> _Stated goal_: Can you rewrite all of the records, swapping every "dot" for "marker" and leaving everything else unchanged?

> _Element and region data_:

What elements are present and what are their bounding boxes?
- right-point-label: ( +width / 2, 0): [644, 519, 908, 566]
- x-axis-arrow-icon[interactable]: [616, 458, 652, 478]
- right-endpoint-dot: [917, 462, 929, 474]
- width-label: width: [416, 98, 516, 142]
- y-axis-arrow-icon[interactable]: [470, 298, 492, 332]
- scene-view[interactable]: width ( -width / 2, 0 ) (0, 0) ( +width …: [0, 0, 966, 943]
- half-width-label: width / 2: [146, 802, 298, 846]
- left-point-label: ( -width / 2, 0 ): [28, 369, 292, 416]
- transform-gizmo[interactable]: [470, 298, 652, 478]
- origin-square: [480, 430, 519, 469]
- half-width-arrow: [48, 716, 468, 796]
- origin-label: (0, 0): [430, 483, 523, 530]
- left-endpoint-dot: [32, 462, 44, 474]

> _Completed task_:
What elements are present and what are their bounding boxes?
- right-point-label: ( +width / 2, 0): [644, 519, 908, 566]
- x-axis-arrow-icon[interactable]: [616, 458, 652, 478]
- right-endpoint-marker: [917, 462, 929, 474]
- width-label: width: [416, 98, 516, 142]
- y-axis-arrow-icon[interactable]: [470, 298, 492, 332]
- scene-view[interactable]: width ( -width / 2, 0 ) (0, 0) ( +width …: [0, 0, 966, 943]
- half-width-label: width / 2: [146, 802, 298, 846]
- left-point-label: ( -width / 2, 0 ): [28, 369, 292, 416]
- transform-gizmo[interactable]: [470, 298, 652, 478]
- origin-square: [480, 430, 519, 469]
- half-width-arrow: [48, 716, 468, 796]
- origin-label: (0, 0): [430, 483, 523, 530]
- left-endpoint-marker: [32, 462, 44, 474]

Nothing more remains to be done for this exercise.